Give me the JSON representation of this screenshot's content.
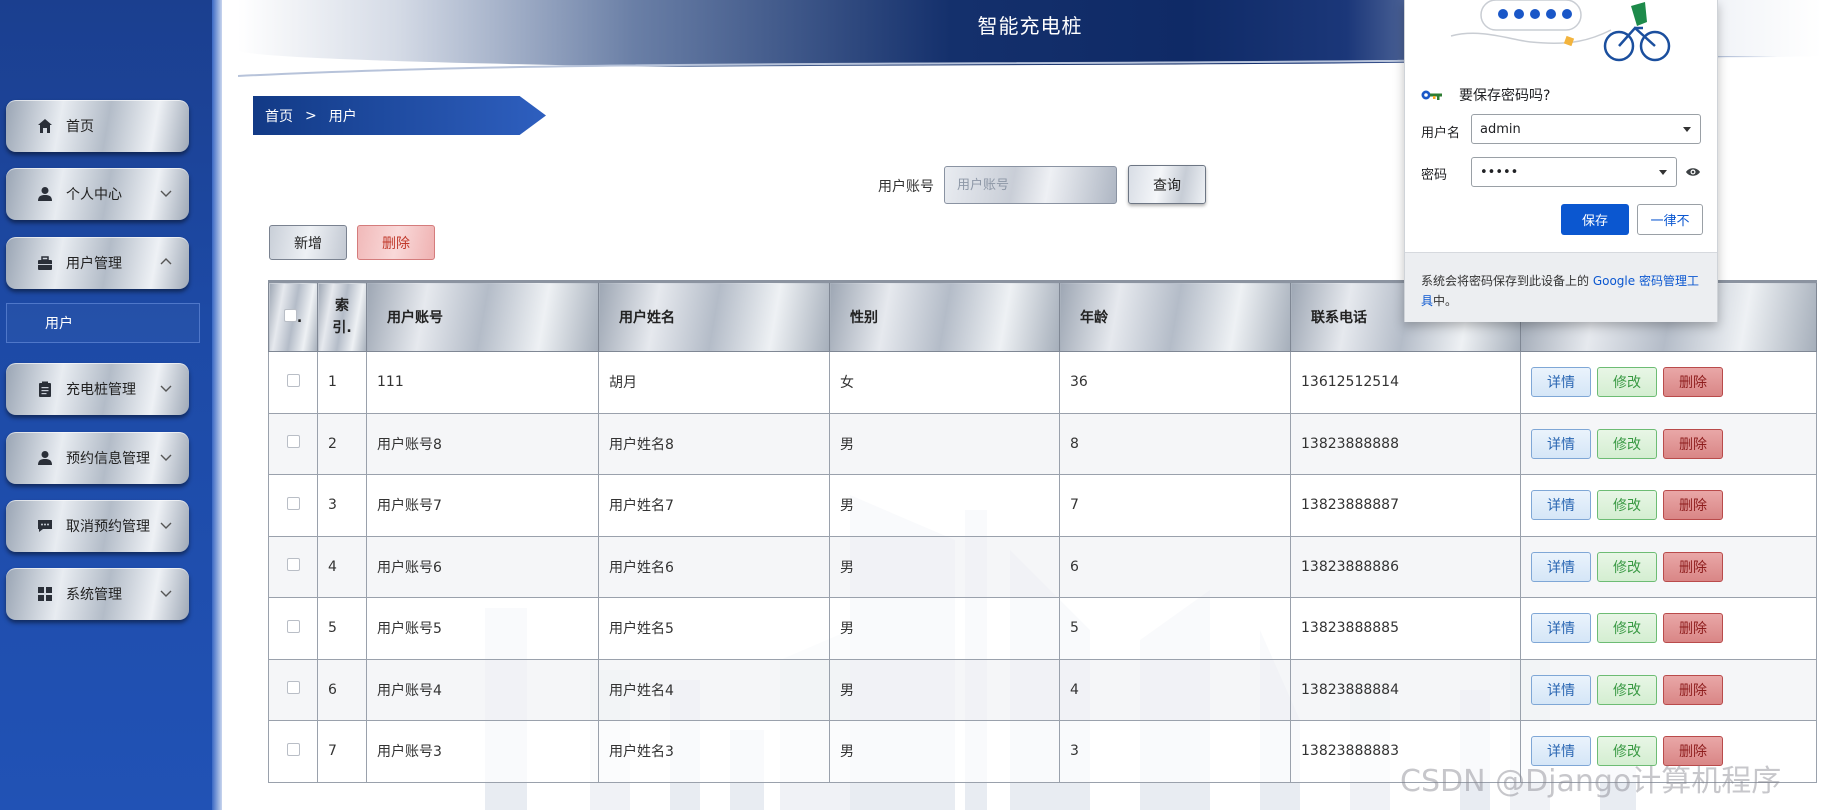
{
  "app": {
    "title": "智能充电桩"
  },
  "sidebar": {
    "items": [
      {
        "label": "首页",
        "icon": "home-icon",
        "expandable": false
      },
      {
        "label": "个人中心",
        "icon": "person-icon",
        "expandable": true,
        "expanded": false
      },
      {
        "label": "用户管理",
        "icon": "briefcase-icon",
        "expandable": true,
        "expanded": true
      },
      {
        "label": "充电桩管理",
        "icon": "clipboard-icon",
        "expandable": true,
        "expanded": false
      },
      {
        "label": "预约信息管理",
        "icon": "person-icon",
        "expandable": true,
        "expanded": false
      },
      {
        "label": "取消预约管理",
        "icon": "chat-icon",
        "expandable": true,
        "expanded": false
      },
      {
        "label": "系统管理",
        "icon": "grid-icon",
        "expandable": true,
        "expanded": false
      }
    ],
    "submenu_active": "用户"
  },
  "breadcrumb": {
    "home": "首页",
    "separator": ">",
    "current": "用户"
  },
  "search": {
    "label": "用户账号",
    "placeholder": "用户账号",
    "value": "",
    "button": "查询"
  },
  "actions": {
    "add": "新增",
    "delete": "删除"
  },
  "table": {
    "headers": {
      "select": ".",
      "index": "索引.",
      "account": "用户账号",
      "name": "用户姓名",
      "gender": "性别",
      "age": "年龄",
      "phone": "联系电话",
      "ops": ""
    },
    "row_actions": {
      "detail": "详情",
      "edit": "修改",
      "delete": "删除"
    },
    "rows": [
      {
        "index": "1",
        "account": "111",
        "name": "胡月",
        "gender": "女",
        "age": "36",
        "phone": "13612512514"
      },
      {
        "index": "2",
        "account": "用户账号8",
        "name": "用户姓名8",
        "gender": "男",
        "age": "8",
        "phone": "13823888888"
      },
      {
        "index": "3",
        "account": "用户账号7",
        "name": "用户姓名7",
        "gender": "男",
        "age": "7",
        "phone": "13823888887"
      },
      {
        "index": "4",
        "account": "用户账号6",
        "name": "用户姓名6",
        "gender": "男",
        "age": "6",
        "phone": "13823888886"
      },
      {
        "index": "5",
        "account": "用户账号5",
        "name": "用户姓名5",
        "gender": "男",
        "age": "5",
        "phone": "13823888885"
      },
      {
        "index": "6",
        "account": "用户账号4",
        "name": "用户姓名4",
        "gender": "男",
        "age": "4",
        "phone": "13823888884"
      },
      {
        "index": "7",
        "account": "用户账号3",
        "name": "用户姓名3",
        "gender": "男",
        "age": "3",
        "phone": "13823888883"
      }
    ]
  },
  "password_popup": {
    "title": "要保存密码吗?",
    "username_label": "用户名",
    "username_value": "admin",
    "password_label": "密码",
    "password_value": "•••••",
    "save_button": "保存",
    "never_button": "一律不",
    "footer_text_before": "系统会将密码保存到此设备上的 ",
    "footer_link": "Google 密码管理工具",
    "footer_text_after": "中。",
    "accent_color": "#0b57d0"
  },
  "watermark": "CSDN @Django计算机程序"
}
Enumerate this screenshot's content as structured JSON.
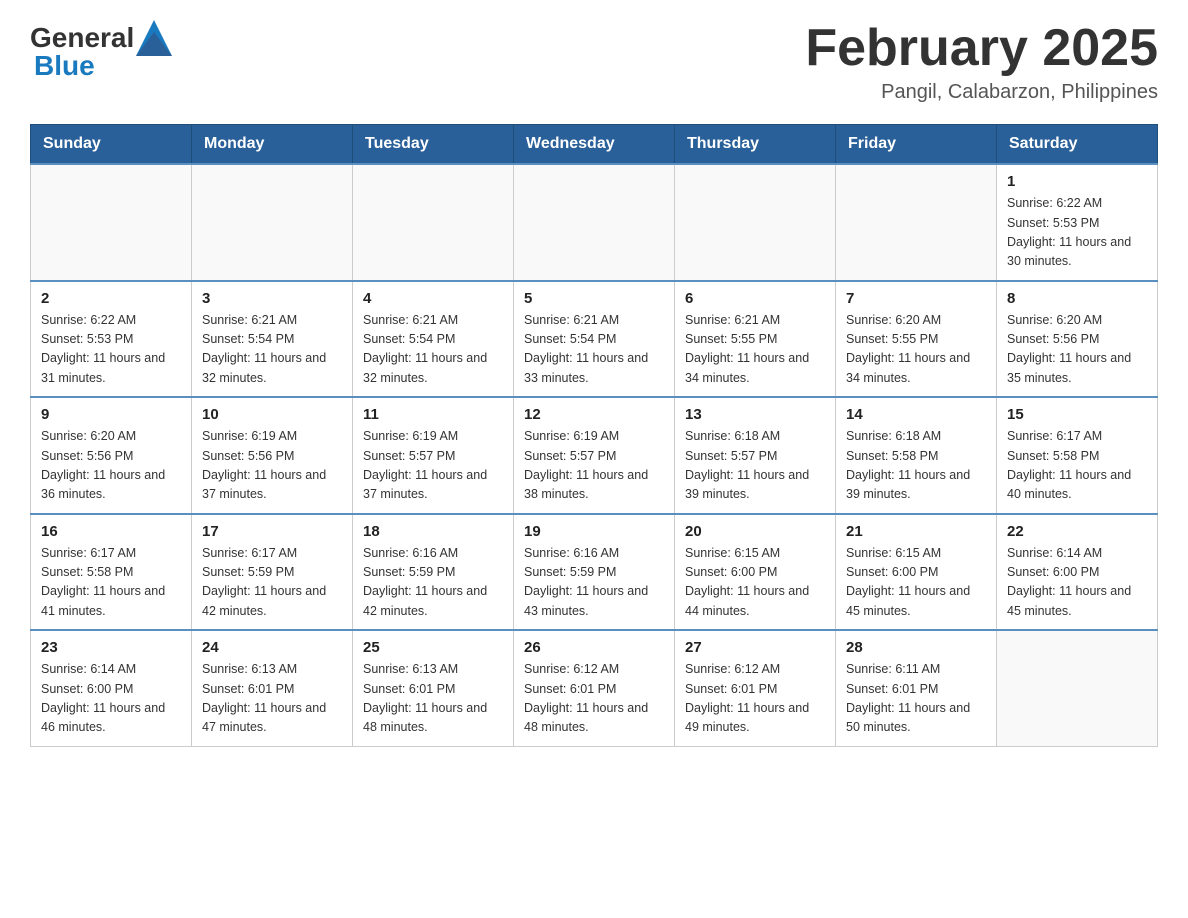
{
  "header": {
    "logo_general": "General",
    "logo_blue": "Blue",
    "main_title": "February 2025",
    "subtitle": "Pangil, Calabarzon, Philippines"
  },
  "calendar": {
    "days_of_week": [
      "Sunday",
      "Monday",
      "Tuesday",
      "Wednesday",
      "Thursday",
      "Friday",
      "Saturday"
    ],
    "weeks": [
      [
        {
          "day": "",
          "info": ""
        },
        {
          "day": "",
          "info": ""
        },
        {
          "day": "",
          "info": ""
        },
        {
          "day": "",
          "info": ""
        },
        {
          "day": "",
          "info": ""
        },
        {
          "day": "",
          "info": ""
        },
        {
          "day": "1",
          "info": "Sunrise: 6:22 AM\nSunset: 5:53 PM\nDaylight: 11 hours and 30 minutes."
        }
      ],
      [
        {
          "day": "2",
          "info": "Sunrise: 6:22 AM\nSunset: 5:53 PM\nDaylight: 11 hours and 31 minutes."
        },
        {
          "day": "3",
          "info": "Sunrise: 6:21 AM\nSunset: 5:54 PM\nDaylight: 11 hours and 32 minutes."
        },
        {
          "day": "4",
          "info": "Sunrise: 6:21 AM\nSunset: 5:54 PM\nDaylight: 11 hours and 32 minutes."
        },
        {
          "day": "5",
          "info": "Sunrise: 6:21 AM\nSunset: 5:54 PM\nDaylight: 11 hours and 33 minutes."
        },
        {
          "day": "6",
          "info": "Sunrise: 6:21 AM\nSunset: 5:55 PM\nDaylight: 11 hours and 34 minutes."
        },
        {
          "day": "7",
          "info": "Sunrise: 6:20 AM\nSunset: 5:55 PM\nDaylight: 11 hours and 34 minutes."
        },
        {
          "day": "8",
          "info": "Sunrise: 6:20 AM\nSunset: 5:56 PM\nDaylight: 11 hours and 35 minutes."
        }
      ],
      [
        {
          "day": "9",
          "info": "Sunrise: 6:20 AM\nSunset: 5:56 PM\nDaylight: 11 hours and 36 minutes."
        },
        {
          "day": "10",
          "info": "Sunrise: 6:19 AM\nSunset: 5:56 PM\nDaylight: 11 hours and 37 minutes."
        },
        {
          "day": "11",
          "info": "Sunrise: 6:19 AM\nSunset: 5:57 PM\nDaylight: 11 hours and 37 minutes."
        },
        {
          "day": "12",
          "info": "Sunrise: 6:19 AM\nSunset: 5:57 PM\nDaylight: 11 hours and 38 minutes."
        },
        {
          "day": "13",
          "info": "Sunrise: 6:18 AM\nSunset: 5:57 PM\nDaylight: 11 hours and 39 minutes."
        },
        {
          "day": "14",
          "info": "Sunrise: 6:18 AM\nSunset: 5:58 PM\nDaylight: 11 hours and 39 minutes."
        },
        {
          "day": "15",
          "info": "Sunrise: 6:17 AM\nSunset: 5:58 PM\nDaylight: 11 hours and 40 minutes."
        }
      ],
      [
        {
          "day": "16",
          "info": "Sunrise: 6:17 AM\nSunset: 5:58 PM\nDaylight: 11 hours and 41 minutes."
        },
        {
          "day": "17",
          "info": "Sunrise: 6:17 AM\nSunset: 5:59 PM\nDaylight: 11 hours and 42 minutes."
        },
        {
          "day": "18",
          "info": "Sunrise: 6:16 AM\nSunset: 5:59 PM\nDaylight: 11 hours and 42 minutes."
        },
        {
          "day": "19",
          "info": "Sunrise: 6:16 AM\nSunset: 5:59 PM\nDaylight: 11 hours and 43 minutes."
        },
        {
          "day": "20",
          "info": "Sunrise: 6:15 AM\nSunset: 6:00 PM\nDaylight: 11 hours and 44 minutes."
        },
        {
          "day": "21",
          "info": "Sunrise: 6:15 AM\nSunset: 6:00 PM\nDaylight: 11 hours and 45 minutes."
        },
        {
          "day": "22",
          "info": "Sunrise: 6:14 AM\nSunset: 6:00 PM\nDaylight: 11 hours and 45 minutes."
        }
      ],
      [
        {
          "day": "23",
          "info": "Sunrise: 6:14 AM\nSunset: 6:00 PM\nDaylight: 11 hours and 46 minutes."
        },
        {
          "day": "24",
          "info": "Sunrise: 6:13 AM\nSunset: 6:01 PM\nDaylight: 11 hours and 47 minutes."
        },
        {
          "day": "25",
          "info": "Sunrise: 6:13 AM\nSunset: 6:01 PM\nDaylight: 11 hours and 48 minutes."
        },
        {
          "day": "26",
          "info": "Sunrise: 6:12 AM\nSunset: 6:01 PM\nDaylight: 11 hours and 48 minutes."
        },
        {
          "day": "27",
          "info": "Sunrise: 6:12 AM\nSunset: 6:01 PM\nDaylight: 11 hours and 49 minutes."
        },
        {
          "day": "28",
          "info": "Sunrise: 6:11 AM\nSunset: 6:01 PM\nDaylight: 11 hours and 50 minutes."
        },
        {
          "day": "",
          "info": ""
        }
      ]
    ]
  }
}
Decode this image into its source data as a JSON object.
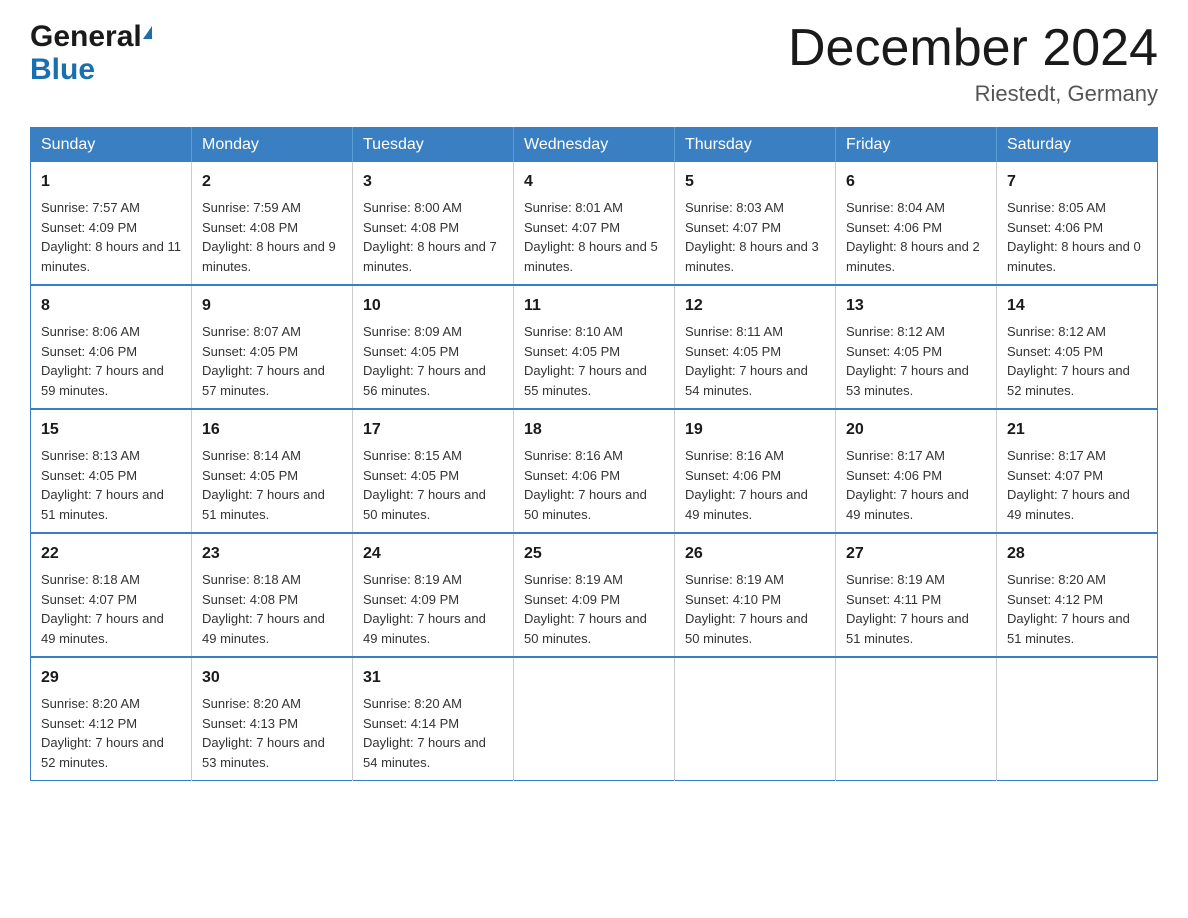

§

EXERCISE DESCRIPTION
Identify all lines where the word "screenshot" shows up. Copy them.

EXPECTED OUTPUT
Give me the JSON representation of this screenshot's content.
Enumerate this screenshot's content as structured JSON.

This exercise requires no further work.